Stored data entries:

○ ○ ○ ○ ○ ○ ○

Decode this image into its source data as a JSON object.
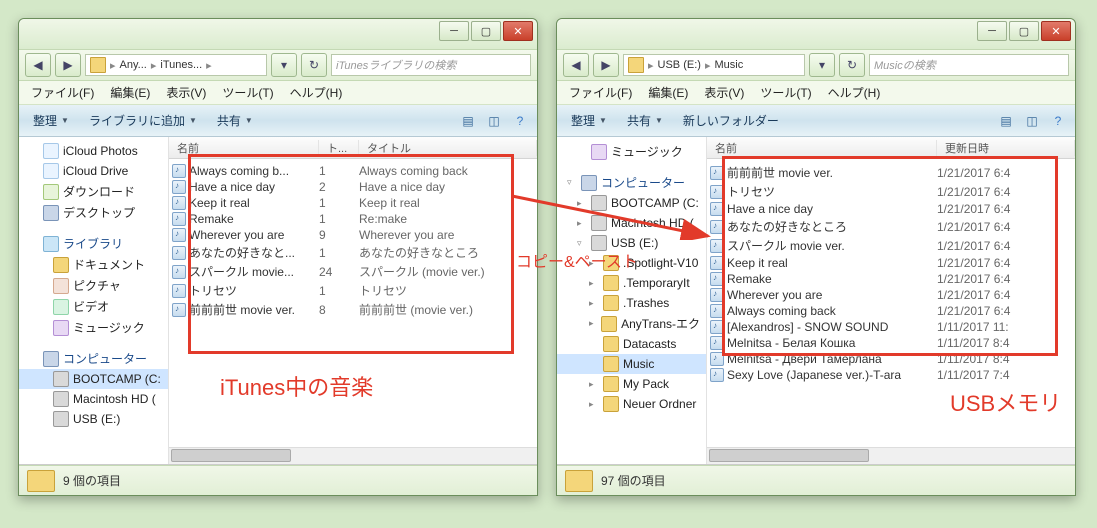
{
  "annotations": {
    "left_label": "iTunes中の音楽",
    "right_label": "USBメモリ",
    "middle_label": "コピー&ペースト"
  },
  "left": {
    "nav_back": "◀",
    "nav_fwd": "▶",
    "breadcrumb": [
      "Any...",
      "iTunes..."
    ],
    "search_placeholder": "iTunesライブラリの検索",
    "menubar": [
      "ファイル(F)",
      "編集(E)",
      "表示(V)",
      "ツール(T)",
      "ヘルプ(H)"
    ],
    "toolbar": {
      "organize": "整理",
      "add_library": "ライブラリに追加",
      "share": "共有"
    },
    "sidebar": [
      {
        "icon": "cloud",
        "label": "iCloud Photos"
      },
      {
        "icon": "cloud",
        "label": "iCloud Drive"
      },
      {
        "icon": "dl",
        "label": "ダウンロード"
      },
      {
        "icon": "pc",
        "label": "デスクトップ"
      },
      {
        "spacer": true
      },
      {
        "icon": "lib",
        "label": "ライブラリ",
        "bold": true
      },
      {
        "icon": "folder",
        "label": "ドキュメント",
        "indent": 1
      },
      {
        "icon": "pic",
        "label": "ピクチャ",
        "indent": 1
      },
      {
        "icon": "vid",
        "label": "ビデオ",
        "indent": 1
      },
      {
        "icon": "music",
        "label": "ミュージック",
        "indent": 1
      },
      {
        "spacer": true
      },
      {
        "icon": "pc",
        "label": "コンピューター",
        "bold": true
      },
      {
        "icon": "drive",
        "label": "BOOTCAMP (C:",
        "indent": 1,
        "sel": true
      },
      {
        "icon": "drive",
        "label": "Macintosh HD (",
        "indent": 1
      },
      {
        "icon": "drive",
        "label": "USB (E:)",
        "indent": 1
      }
    ],
    "columns": {
      "name": "名前",
      "track": "ト...",
      "title": "タイトル"
    },
    "files": [
      {
        "name": "Always coming b...",
        "track": "1",
        "title": "Always coming back"
      },
      {
        "name": "Have a nice day",
        "track": "2",
        "title": "Have a nice day"
      },
      {
        "name": "Keep it real",
        "track": "1",
        "title": "Keep it real"
      },
      {
        "name": "Remake",
        "track": "1",
        "title": "Re:make"
      },
      {
        "name": "Wherever you are",
        "track": "9",
        "title": "Wherever you are"
      },
      {
        "name": "あなたの好きなと...",
        "track": "1",
        "title": "あなたの好きなところ"
      },
      {
        "name": "スパークル movie...",
        "track": "24",
        "title": "スパークル (movie ver.)"
      },
      {
        "name": "トリセツ",
        "track": "1",
        "title": "トリセツ"
      },
      {
        "name": "前前前世 movie ver.",
        "track": "8",
        "title": "前前前世 (movie ver.)"
      }
    ],
    "status": "9 個の項目"
  },
  "right": {
    "breadcrumb": [
      "USB (E:)",
      "Music"
    ],
    "search_placeholder": "Musicの検索",
    "menubar": [
      "ファイル(F)",
      "編集(E)",
      "表示(V)",
      "ツール(T)",
      "ヘルプ(H)"
    ],
    "toolbar": {
      "organize": "整理",
      "share": "共有",
      "newfolder": "新しいフォルダー"
    },
    "sidebar": [
      {
        "icon": "music",
        "label": "ミュージック",
        "indent": 1
      },
      {
        "spacer": true
      },
      {
        "icon": "pc",
        "label": "コンピューター",
        "bold": true,
        "twisty": "▿"
      },
      {
        "icon": "drive",
        "label": "BOOTCAMP (C:",
        "indent": 1,
        "twisty": "▸"
      },
      {
        "icon": "drive",
        "label": "Macintosh HD (",
        "indent": 1,
        "twisty": "▸"
      },
      {
        "icon": "drive",
        "label": "USB (E:)",
        "indent": 1,
        "twisty": "▿"
      },
      {
        "icon": "folder",
        "label": ".Spotlight-V10",
        "indent": 2,
        "twisty": "▸"
      },
      {
        "icon": "folder",
        "label": ".TemporaryIt",
        "indent": 2,
        "twisty": "▸"
      },
      {
        "icon": "folder",
        "label": ".Trashes",
        "indent": 2,
        "twisty": "▸"
      },
      {
        "icon": "folder",
        "label": "AnyTrans-エク",
        "indent": 2,
        "twisty": "▸"
      },
      {
        "icon": "folder",
        "label": "Datacasts",
        "indent": 2
      },
      {
        "icon": "folder",
        "label": "Music",
        "indent": 2,
        "sel": true
      },
      {
        "icon": "folder",
        "label": "My Pack",
        "indent": 2,
        "twisty": "▸"
      },
      {
        "icon": "folder",
        "label": "Neuer Ordner",
        "indent": 2,
        "twisty": "▸"
      }
    ],
    "columns": {
      "name": "名前",
      "date": "更新日時"
    },
    "files": [
      {
        "name": "前前前世 movie ver.",
        "date": "1/21/2017 6:4"
      },
      {
        "name": "トリセツ",
        "date": "1/21/2017 6:4"
      },
      {
        "name": "Have a nice day",
        "date": "1/21/2017 6:4"
      },
      {
        "name": "あなたの好きなところ",
        "date": "1/21/2017 6:4"
      },
      {
        "name": "スパークル movie ver.",
        "date": "1/21/2017 6:4"
      },
      {
        "name": "Keep it real",
        "date": "1/21/2017 6:4"
      },
      {
        "name": "Remake",
        "date": "1/21/2017 6:4"
      },
      {
        "name": "Wherever you are",
        "date": "1/21/2017 6:4"
      },
      {
        "name": "Always coming back",
        "date": "1/21/2017 6:4"
      },
      {
        "name": "[Alexandros] - SNOW SOUND",
        "date": "1/11/2017 11:"
      },
      {
        "name": "Melnitsa - Белая Кошка",
        "date": "1/11/2017 8:4"
      },
      {
        "name": "Melnitsa - Двери Тамерлана",
        "date": "1/11/2017 8:4"
      },
      {
        "name": "Sexy Love (Japanese ver.)-T-ara",
        "date": "1/11/2017 7:4"
      }
    ],
    "status": "97 個の項目"
  }
}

○ ○ ○ ○ ○ ○ ○

Work to complete:
Transcribe every entry word for word, but omit the pictures.

Correct answer:
Decode this image into its source data as a JSON object.
{
  "annotations": {
    "left_label": "iTunes中の音楽",
    "right_label": "USBメモリ",
    "middle_label": "コピー&ペースト"
  },
  "left": {
    "nav_back": "◀",
    "nav_fwd": "▶",
    "breadcrumb": [
      "Any...",
      "iTunes..."
    ],
    "search_placeholder": "iTunesライブラリの検索",
    "menubar": [
      "ファイル(F)",
      "編集(E)",
      "表示(V)",
      "ツール(T)",
      "ヘルプ(H)"
    ],
    "toolbar": {
      "organize": "整理",
      "add_library": "ライブラリに追加",
      "share": "共有"
    },
    "sidebar": [
      {
        "icon": "cloud",
        "label": "iCloud Photos"
      },
      {
        "icon": "cloud",
        "label": "iCloud Drive"
      },
      {
        "icon": "dl",
        "label": "ダウンロード"
      },
      {
        "icon": "pc",
        "label": "デスクトップ"
      },
      {
        "spacer": true
      },
      {
        "icon": "lib",
        "label": "ライブラリ",
        "bold": true
      },
      {
        "icon": "folder",
        "label": "ドキュメント",
        "indent": 1
      },
      {
        "icon": "pic",
        "label": "ピクチャ",
        "indent": 1
      },
      {
        "icon": "vid",
        "label": "ビデオ",
        "indent": 1
      },
      {
        "icon": "music",
        "label": "ミュージック",
        "indent": 1
      },
      {
        "spacer": true
      },
      {
        "icon": "pc",
        "label": "コンピューター",
        "bold": true
      },
      {
        "icon": "drive",
        "label": "BOOTCAMP (C:",
        "indent": 1,
        "sel": true
      },
      {
        "icon": "drive",
        "label": "Macintosh HD (",
        "indent": 1
      },
      {
        "icon": "drive",
        "label": "USB (E:)",
        "indent": 1
      }
    ],
    "columns": {
      "name": "名前",
      "track": "ト...",
      "title": "タイトル"
    },
    "files": [
      {
        "name": "Always coming b...",
        "track": "1",
        "title": "Always coming back"
      },
      {
        "name": "Have a nice day",
        "track": "2",
        "title": "Have a nice day"
      },
      {
        "name": "Keep it real",
        "track": "1",
        "title": "Keep it real"
      },
      {
        "name": "Remake",
        "track": "1",
        "title": "Re:make"
      },
      {
        "name": "Wherever you are",
        "track": "9",
        "title": "Wherever you are"
      },
      {
        "name": "あなたの好きなと...",
        "track": "1",
        "title": "あなたの好きなところ"
      },
      {
        "name": "スパークル movie...",
        "track": "24",
        "title": "スパークル (movie ver.)"
      },
      {
        "name": "トリセツ",
        "track": "1",
        "title": "トリセツ"
      },
      {
        "name": "前前前世 movie ver.",
        "track": "8",
        "title": "前前前世 (movie ver.)"
      }
    ],
    "status": "9 個の項目"
  },
  "right": {
    "breadcrumb": [
      "USB (E:)",
      "Music"
    ],
    "search_placeholder": "Musicの検索",
    "menubar": [
      "ファイル(F)",
      "編集(E)",
      "表示(V)",
      "ツール(T)",
      "ヘルプ(H)"
    ],
    "toolbar": {
      "organize": "整理",
      "share": "共有",
      "newfolder": "新しいフォルダー"
    },
    "sidebar": [
      {
        "icon": "music",
        "label": "ミュージック",
        "indent": 1
      },
      {
        "spacer": true
      },
      {
        "icon": "pc",
        "label": "コンピューター",
        "bold": true,
        "twisty": "▿"
      },
      {
        "icon": "drive",
        "label": "BOOTCAMP (C:",
        "indent": 1,
        "twisty": "▸"
      },
      {
        "icon": "drive",
        "label": "Macintosh HD (",
        "indent": 1,
        "twisty": "▸"
      },
      {
        "icon": "drive",
        "label": "USB (E:)",
        "indent": 1,
        "twisty": "▿"
      },
      {
        "icon": "folder",
        "label": ".Spotlight-V10",
        "indent": 2,
        "twisty": "▸"
      },
      {
        "icon": "folder",
        "label": ".TemporaryIt",
        "indent": 2,
        "twisty": "▸"
      },
      {
        "icon": "folder",
        "label": ".Trashes",
        "indent": 2,
        "twisty": "▸"
      },
      {
        "icon": "folder",
        "label": "AnyTrans-エク",
        "indent": 2,
        "twisty": "▸"
      },
      {
        "icon": "folder",
        "label": "Datacasts",
        "indent": 2
      },
      {
        "icon": "folder",
        "label": "Music",
        "indent": 2,
        "sel": true
      },
      {
        "icon": "folder",
        "label": "My Pack",
        "indent": 2,
        "twisty": "▸"
      },
      {
        "icon": "folder",
        "label": "Neuer Ordner",
        "indent": 2,
        "twisty": "▸"
      }
    ],
    "columns": {
      "name": "名前",
      "date": "更新日時"
    },
    "files": [
      {
        "name": "前前前世 movie ver.",
        "date": "1/21/2017 6:4"
      },
      {
        "name": "トリセツ",
        "date": "1/21/2017 6:4"
      },
      {
        "name": "Have a nice day",
        "date": "1/21/2017 6:4"
      },
      {
        "name": "あなたの好きなところ",
        "date": "1/21/2017 6:4"
      },
      {
        "name": "スパークル movie ver.",
        "date": "1/21/2017 6:4"
      },
      {
        "name": "Keep it real",
        "date": "1/21/2017 6:4"
      },
      {
        "name": "Remake",
        "date": "1/21/2017 6:4"
      },
      {
        "name": "Wherever you are",
        "date": "1/21/2017 6:4"
      },
      {
        "name": "Always coming back",
        "date": "1/21/2017 6:4"
      },
      {
        "name": "[Alexandros] - SNOW SOUND",
        "date": "1/11/2017 11:"
      },
      {
        "name": "Melnitsa - Белая Кошка",
        "date": "1/11/2017 8:4"
      },
      {
        "name": "Melnitsa - Двери Тамерлана",
        "date": "1/11/2017 8:4"
      },
      {
        "name": "Sexy Love (Japanese ver.)-T-ara",
        "date": "1/11/2017 7:4"
      }
    ],
    "status": "97 個の項目"
  }
}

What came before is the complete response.